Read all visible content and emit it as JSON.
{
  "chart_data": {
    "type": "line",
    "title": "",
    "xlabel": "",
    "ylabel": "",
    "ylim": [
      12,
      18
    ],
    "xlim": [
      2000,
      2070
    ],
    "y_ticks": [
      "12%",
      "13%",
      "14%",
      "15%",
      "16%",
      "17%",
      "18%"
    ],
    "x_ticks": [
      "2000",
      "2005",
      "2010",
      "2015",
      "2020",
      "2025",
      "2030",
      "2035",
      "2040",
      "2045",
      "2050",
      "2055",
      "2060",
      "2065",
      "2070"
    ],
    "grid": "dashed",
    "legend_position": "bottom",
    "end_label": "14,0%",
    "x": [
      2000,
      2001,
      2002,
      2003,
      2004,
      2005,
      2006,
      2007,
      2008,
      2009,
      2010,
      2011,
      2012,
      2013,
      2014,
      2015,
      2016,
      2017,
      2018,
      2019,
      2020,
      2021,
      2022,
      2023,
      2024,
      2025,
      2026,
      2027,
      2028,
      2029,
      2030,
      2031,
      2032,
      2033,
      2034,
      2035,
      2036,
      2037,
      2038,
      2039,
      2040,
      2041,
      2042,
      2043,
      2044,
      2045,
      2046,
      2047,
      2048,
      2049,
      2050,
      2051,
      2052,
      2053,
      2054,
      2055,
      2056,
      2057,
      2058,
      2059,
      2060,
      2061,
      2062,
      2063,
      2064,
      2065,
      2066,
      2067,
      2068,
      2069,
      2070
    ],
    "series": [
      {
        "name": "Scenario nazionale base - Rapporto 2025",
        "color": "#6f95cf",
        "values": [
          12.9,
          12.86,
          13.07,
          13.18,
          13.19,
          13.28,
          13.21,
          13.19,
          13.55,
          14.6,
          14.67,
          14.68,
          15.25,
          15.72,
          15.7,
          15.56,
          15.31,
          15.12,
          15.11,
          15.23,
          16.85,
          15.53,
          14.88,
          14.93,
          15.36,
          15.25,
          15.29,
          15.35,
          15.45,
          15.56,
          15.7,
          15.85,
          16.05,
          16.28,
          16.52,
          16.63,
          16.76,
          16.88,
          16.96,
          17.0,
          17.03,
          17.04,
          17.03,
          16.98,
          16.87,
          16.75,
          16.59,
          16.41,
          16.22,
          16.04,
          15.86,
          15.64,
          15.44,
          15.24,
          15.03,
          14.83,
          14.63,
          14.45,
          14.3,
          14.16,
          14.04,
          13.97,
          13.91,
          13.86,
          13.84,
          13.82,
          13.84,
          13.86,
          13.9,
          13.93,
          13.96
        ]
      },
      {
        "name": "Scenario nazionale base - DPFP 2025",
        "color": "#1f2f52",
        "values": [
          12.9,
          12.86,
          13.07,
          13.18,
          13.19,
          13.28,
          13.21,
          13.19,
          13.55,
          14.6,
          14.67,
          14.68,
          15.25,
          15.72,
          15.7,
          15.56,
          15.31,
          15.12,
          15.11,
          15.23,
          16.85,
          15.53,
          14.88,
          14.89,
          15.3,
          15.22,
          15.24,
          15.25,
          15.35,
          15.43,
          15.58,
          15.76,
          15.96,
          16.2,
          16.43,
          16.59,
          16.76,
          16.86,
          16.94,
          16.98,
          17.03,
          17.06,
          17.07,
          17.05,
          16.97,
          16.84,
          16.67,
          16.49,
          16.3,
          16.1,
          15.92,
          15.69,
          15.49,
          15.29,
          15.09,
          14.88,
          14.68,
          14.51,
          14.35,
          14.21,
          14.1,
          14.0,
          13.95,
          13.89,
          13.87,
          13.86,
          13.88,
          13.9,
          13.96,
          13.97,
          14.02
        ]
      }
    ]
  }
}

(Exercise description) Your task is to pick out every line with the string "Scenario" and copy it.

(Solution to the exercise)
        "name": "Scenario nazionale base - Rapporto 2025",
        "name": "Scenario nazionale base - DPFP 2025",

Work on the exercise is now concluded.